• **WHAT NEEDS TO BE DONE**: Could you rewrite the entries below with each "ruler-label" changed to "timeline-label" and nothing else altered?

--- begin RECORDS SUPPLIED ---

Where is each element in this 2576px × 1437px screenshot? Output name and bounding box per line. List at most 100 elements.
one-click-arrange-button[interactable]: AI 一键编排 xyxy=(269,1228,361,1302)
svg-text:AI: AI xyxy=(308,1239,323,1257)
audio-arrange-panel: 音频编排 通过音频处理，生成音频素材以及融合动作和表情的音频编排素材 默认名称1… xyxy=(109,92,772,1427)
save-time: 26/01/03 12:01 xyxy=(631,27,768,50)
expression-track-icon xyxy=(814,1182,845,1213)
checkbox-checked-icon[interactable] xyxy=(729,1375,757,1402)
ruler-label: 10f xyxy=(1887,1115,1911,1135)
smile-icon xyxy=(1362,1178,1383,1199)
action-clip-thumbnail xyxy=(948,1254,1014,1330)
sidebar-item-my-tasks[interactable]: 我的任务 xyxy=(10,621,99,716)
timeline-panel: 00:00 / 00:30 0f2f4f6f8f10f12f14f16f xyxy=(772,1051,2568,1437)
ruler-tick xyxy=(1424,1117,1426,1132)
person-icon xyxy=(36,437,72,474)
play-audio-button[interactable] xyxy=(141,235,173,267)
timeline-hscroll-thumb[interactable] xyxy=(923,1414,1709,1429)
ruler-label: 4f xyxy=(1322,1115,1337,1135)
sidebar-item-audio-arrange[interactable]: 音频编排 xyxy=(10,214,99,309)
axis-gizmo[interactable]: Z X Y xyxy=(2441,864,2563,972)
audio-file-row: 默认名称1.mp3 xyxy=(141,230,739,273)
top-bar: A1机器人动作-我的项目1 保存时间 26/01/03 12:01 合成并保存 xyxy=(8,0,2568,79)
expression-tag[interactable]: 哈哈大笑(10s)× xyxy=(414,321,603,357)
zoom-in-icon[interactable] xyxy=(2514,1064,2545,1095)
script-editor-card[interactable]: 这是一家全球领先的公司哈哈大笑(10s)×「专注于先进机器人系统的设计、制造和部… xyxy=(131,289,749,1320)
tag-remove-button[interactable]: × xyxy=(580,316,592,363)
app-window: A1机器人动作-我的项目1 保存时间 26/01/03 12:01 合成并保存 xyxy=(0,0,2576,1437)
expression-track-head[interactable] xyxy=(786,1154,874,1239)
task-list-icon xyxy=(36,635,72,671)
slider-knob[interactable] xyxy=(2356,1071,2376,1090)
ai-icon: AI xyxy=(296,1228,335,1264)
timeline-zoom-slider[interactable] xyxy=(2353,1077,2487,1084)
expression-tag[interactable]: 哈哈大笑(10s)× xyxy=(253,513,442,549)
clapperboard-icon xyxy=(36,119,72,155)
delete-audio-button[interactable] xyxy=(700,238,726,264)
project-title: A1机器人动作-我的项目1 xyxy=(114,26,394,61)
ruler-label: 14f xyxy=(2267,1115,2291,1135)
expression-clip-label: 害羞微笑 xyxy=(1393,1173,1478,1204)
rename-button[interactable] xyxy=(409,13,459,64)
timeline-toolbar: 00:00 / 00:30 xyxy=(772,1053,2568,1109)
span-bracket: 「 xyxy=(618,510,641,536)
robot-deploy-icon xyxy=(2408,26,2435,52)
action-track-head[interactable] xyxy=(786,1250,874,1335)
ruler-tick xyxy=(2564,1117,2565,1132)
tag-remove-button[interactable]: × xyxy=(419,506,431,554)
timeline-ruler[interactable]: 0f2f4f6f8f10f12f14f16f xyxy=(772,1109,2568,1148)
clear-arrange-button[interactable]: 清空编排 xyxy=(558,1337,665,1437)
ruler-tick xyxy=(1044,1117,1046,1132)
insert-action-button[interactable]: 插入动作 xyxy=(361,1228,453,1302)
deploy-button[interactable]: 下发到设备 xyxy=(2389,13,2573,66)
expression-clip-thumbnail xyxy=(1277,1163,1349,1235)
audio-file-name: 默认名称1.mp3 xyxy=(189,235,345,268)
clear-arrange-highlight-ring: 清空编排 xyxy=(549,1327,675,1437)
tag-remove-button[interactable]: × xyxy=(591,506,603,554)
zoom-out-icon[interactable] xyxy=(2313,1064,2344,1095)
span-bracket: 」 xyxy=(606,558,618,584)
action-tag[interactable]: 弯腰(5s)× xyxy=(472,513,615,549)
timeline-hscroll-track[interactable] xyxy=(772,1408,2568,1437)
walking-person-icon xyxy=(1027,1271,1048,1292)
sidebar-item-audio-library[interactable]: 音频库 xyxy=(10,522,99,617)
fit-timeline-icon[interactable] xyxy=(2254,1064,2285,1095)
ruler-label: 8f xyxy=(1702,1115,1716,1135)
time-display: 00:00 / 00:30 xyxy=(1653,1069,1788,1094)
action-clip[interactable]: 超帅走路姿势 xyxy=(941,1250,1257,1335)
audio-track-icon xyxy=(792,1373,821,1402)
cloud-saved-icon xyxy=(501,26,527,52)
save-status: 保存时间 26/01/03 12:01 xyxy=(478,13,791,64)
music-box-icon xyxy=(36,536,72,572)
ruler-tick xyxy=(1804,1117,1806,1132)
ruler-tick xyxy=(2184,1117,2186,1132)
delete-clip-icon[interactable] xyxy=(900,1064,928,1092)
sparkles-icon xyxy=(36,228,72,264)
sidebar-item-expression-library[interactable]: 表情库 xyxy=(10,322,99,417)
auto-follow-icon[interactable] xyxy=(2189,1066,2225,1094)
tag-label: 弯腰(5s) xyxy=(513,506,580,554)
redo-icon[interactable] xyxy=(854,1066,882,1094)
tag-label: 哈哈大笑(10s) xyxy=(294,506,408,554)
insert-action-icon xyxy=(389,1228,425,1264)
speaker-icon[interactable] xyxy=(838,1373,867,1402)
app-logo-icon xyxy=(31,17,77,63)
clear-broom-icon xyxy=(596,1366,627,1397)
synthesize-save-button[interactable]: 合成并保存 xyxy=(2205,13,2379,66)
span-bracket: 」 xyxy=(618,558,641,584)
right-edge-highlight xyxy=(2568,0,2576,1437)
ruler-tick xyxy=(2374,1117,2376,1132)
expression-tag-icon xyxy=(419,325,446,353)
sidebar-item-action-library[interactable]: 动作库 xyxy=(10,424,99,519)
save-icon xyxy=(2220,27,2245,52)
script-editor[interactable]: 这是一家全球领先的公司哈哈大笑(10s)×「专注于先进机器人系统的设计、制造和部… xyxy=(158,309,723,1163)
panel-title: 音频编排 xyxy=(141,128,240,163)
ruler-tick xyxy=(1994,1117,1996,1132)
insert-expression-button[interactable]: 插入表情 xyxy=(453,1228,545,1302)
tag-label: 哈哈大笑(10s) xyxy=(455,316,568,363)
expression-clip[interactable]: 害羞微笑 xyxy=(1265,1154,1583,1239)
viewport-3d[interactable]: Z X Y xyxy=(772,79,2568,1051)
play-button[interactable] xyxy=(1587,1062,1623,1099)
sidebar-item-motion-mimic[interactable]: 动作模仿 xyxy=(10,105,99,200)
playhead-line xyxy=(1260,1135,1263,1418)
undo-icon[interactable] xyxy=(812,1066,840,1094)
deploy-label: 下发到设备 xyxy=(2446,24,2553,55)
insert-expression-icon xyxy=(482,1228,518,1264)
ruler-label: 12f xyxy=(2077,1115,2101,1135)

--- end RECORDS SUPPLIED ---

• **RESPONSE TO THE EXERCISE**:
Where is each element in this 2576px × 1437px screenshot? Output name and bounding box per line. List at most 100 elements.
one-click-arrange-button[interactable]: AI 一键编排 xyxy=(269,1228,361,1302)
svg-text:AI: AI xyxy=(308,1239,323,1257)
audio-arrange-panel: 音频编排 通过音频处理，生成音频素材以及融合动作和表情的音频编排素材 默认名称1… xyxy=(109,92,772,1427)
save-time: 26/01/03 12:01 xyxy=(631,27,768,50)
expression-track-icon xyxy=(814,1182,845,1213)
checkbox-checked-icon[interactable] xyxy=(729,1375,757,1402)
timeline-label: 10f xyxy=(1887,1115,1911,1135)
smile-icon xyxy=(1362,1178,1383,1199)
action-clip-thumbnail xyxy=(948,1254,1014,1330)
sidebar-item-my-tasks[interactable]: 我的任务 xyxy=(10,621,99,716)
timeline-panel: 00:00 / 00:30 0f2f4f6f8f10f12f14f16f xyxy=(772,1051,2568,1437)
ruler-tick xyxy=(1424,1117,1426,1132)
person-icon xyxy=(36,437,72,474)
play-audio-button[interactable] xyxy=(141,235,173,267)
timeline-hscroll-thumb[interactable] xyxy=(923,1414,1709,1429)
timeline-label: 4f xyxy=(1322,1115,1337,1135)
sidebar-item-audio-arrange[interactable]: 音频编排 xyxy=(10,214,99,309)
axis-gizmo[interactable]: Z X Y xyxy=(2441,864,2563,972)
audio-file-row: 默认名称1.mp3 xyxy=(141,230,739,273)
top-bar: A1机器人动作-我的项目1 保存时间 26/01/03 12:01 合成并保存 xyxy=(8,0,2568,79)
expression-tag[interactable]: 哈哈大笑(10s)× xyxy=(414,321,603,357)
zoom-in-icon[interactable] xyxy=(2514,1064,2545,1095)
script-editor-card[interactable]: 这是一家全球领先的公司哈哈大笑(10s)×「专注于先进机器人系统的设计、制造和部… xyxy=(131,289,749,1320)
tag-remove-button[interactable]: × xyxy=(580,316,592,363)
app-window: A1机器人动作-我的项目1 保存时间 26/01/03 12:01 合成并保存 xyxy=(0,0,2576,1437)
expression-track-head[interactable] xyxy=(786,1154,874,1239)
task-list-icon xyxy=(36,635,72,671)
slider-knob[interactable] xyxy=(2356,1071,2376,1090)
ai-icon: AI xyxy=(296,1228,335,1264)
timeline-zoom-slider[interactable] xyxy=(2353,1077,2487,1084)
expression-tag[interactable]: 哈哈大笑(10s)× xyxy=(253,513,442,549)
clapperboard-icon xyxy=(36,119,72,155)
delete-audio-button[interactable] xyxy=(700,238,726,264)
project-title: A1机器人动作-我的项目1 xyxy=(114,26,394,61)
timeline-label: 14f xyxy=(2267,1115,2291,1135)
expression-clip-label: 害羞微笑 xyxy=(1393,1173,1478,1204)
rename-button[interactable] xyxy=(409,13,459,64)
timeline-toolbar: 00:00 / 00:30 xyxy=(772,1053,2568,1109)
span-bracket: 「 xyxy=(618,510,641,536)
robot-deploy-icon xyxy=(2408,26,2435,52)
action-track-head[interactable] xyxy=(786,1250,874,1335)
ruler-tick xyxy=(2564,1117,2565,1132)
tag-remove-button[interactable]: × xyxy=(419,506,431,554)
timeline-ruler[interactable]: 0f2f4f6f8f10f12f14f16f xyxy=(772,1109,2568,1148)
clear-arrange-button[interactable]: 清空编排 xyxy=(558,1337,665,1437)
ruler-tick xyxy=(1044,1117,1046,1132)
insert-action-button[interactable]: 插入动作 xyxy=(361,1228,453,1302)
deploy-button[interactable]: 下发到设备 xyxy=(2389,13,2573,66)
expression-clip-thumbnail xyxy=(1277,1163,1349,1235)
audio-file-name: 默认名称1.mp3 xyxy=(189,235,345,268)
clear-arrange-highlight-ring: 清空编排 xyxy=(549,1327,675,1437)
tag-remove-button[interactable]: × xyxy=(591,506,603,554)
zoom-out-icon[interactable] xyxy=(2313,1064,2344,1095)
span-bracket: 」 xyxy=(606,558,618,584)
action-tag[interactable]: 弯腰(5s)× xyxy=(472,513,615,549)
timeline-hscroll-track[interactable] xyxy=(772,1408,2568,1437)
walking-person-icon xyxy=(1027,1271,1048,1292)
sidebar-item-audio-library[interactable]: 音频库 xyxy=(10,522,99,617)
fit-timeline-icon[interactable] xyxy=(2254,1064,2285,1095)
timeline-label: 8f xyxy=(1702,1115,1716,1135)
time-display: 00:00 / 00:30 xyxy=(1653,1069,1788,1094)
action-clip[interactable]: 超帅走路姿势 xyxy=(941,1250,1257,1335)
audio-track-icon xyxy=(792,1373,821,1402)
cloud-saved-icon xyxy=(501,26,527,52)
save-status: 保存时间 26/01/03 12:01 xyxy=(478,13,791,64)
music-box-icon xyxy=(36,536,72,572)
ruler-tick xyxy=(1804,1117,1806,1132)
ruler-tick xyxy=(2184,1117,2186,1132)
delete-clip-icon[interactable] xyxy=(900,1064,928,1092)
sparkles-icon xyxy=(36,228,72,264)
sidebar-item-expression-library[interactable]: 表情库 xyxy=(10,322,99,417)
auto-follow-icon[interactable] xyxy=(2189,1066,2225,1094)
tag-label: 弯腰(5s) xyxy=(513,506,580,554)
redo-icon[interactable] xyxy=(854,1066,882,1094)
tag-label: 哈哈大笑(10s) xyxy=(294,506,408,554)
insert-action-icon xyxy=(389,1228,425,1264)
speaker-icon[interactable] xyxy=(838,1373,867,1402)
app-logo-icon xyxy=(31,17,77,63)
clear-broom-icon xyxy=(596,1366,627,1397)
synthesize-save-button[interactable]: 合成并保存 xyxy=(2205,13,2379,66)
span-bracket: 」 xyxy=(618,558,641,584)
right-edge-highlight xyxy=(2568,0,2576,1437)
ruler-tick xyxy=(2374,1117,2376,1132)
expression-tag-icon xyxy=(419,325,446,353)
sidebar-item-action-library[interactable]: 动作库 xyxy=(10,424,99,519)
save-icon xyxy=(2220,27,2245,52)
script-editor[interactable]: 这是一家全球领先的公司哈哈大笑(10s)×「专注于先进机器人系统的设计、制造和部… xyxy=(158,309,723,1163)
panel-title: 音频编排 xyxy=(141,128,240,163)
ruler-tick xyxy=(1994,1117,1996,1132)
insert-expression-button[interactable]: 插入表情 xyxy=(453,1228,545,1302)
tag-label: 哈哈大笑(10s) xyxy=(455,316,568,363)
expression-clip[interactable]: 害羞微笑 xyxy=(1265,1154,1583,1239)
viewport-3d[interactable]: Z X Y xyxy=(772,79,2568,1051)
play-button[interactable] xyxy=(1587,1062,1623,1099)
sidebar-item-motion-mimic[interactable]: 动作模仿 xyxy=(10,105,99,200)
playhead-line xyxy=(1260,1135,1263,1418)
undo-icon[interactable] xyxy=(812,1066,840,1094)
deploy-label: 下发到设备 xyxy=(2446,24,2553,55)
insert-expression-icon xyxy=(482,1228,518,1264)
timeline-label: 12f xyxy=(2077,1115,2101,1135)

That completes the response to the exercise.